Supplied data:
☆ ☆ ☆

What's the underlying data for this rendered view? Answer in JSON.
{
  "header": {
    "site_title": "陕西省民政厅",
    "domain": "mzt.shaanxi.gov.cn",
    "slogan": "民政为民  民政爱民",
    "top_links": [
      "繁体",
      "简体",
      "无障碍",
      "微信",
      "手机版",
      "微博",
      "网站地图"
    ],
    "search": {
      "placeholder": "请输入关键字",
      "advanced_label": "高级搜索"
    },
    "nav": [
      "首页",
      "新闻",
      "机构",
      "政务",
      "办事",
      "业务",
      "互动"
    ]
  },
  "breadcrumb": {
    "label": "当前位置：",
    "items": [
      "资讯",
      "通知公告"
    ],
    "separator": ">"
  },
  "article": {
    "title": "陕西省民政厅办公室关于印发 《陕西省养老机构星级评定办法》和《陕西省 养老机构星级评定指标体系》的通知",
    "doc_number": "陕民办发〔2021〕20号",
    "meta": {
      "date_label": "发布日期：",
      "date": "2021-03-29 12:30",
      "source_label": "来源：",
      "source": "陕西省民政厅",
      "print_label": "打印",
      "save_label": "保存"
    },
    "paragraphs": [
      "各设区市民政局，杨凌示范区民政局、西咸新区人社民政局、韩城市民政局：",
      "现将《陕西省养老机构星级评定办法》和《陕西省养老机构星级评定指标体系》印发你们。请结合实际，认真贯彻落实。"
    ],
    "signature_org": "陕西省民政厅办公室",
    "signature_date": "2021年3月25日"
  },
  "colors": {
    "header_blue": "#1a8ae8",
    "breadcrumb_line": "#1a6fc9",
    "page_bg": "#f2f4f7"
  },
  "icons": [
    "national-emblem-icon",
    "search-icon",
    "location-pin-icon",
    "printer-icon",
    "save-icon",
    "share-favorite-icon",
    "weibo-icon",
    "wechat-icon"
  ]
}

☆ ☆ ☆

Give the number of lines in the listing above that contain "陕西省养老机构星级评定办法", and nothing else.

Full solution: 2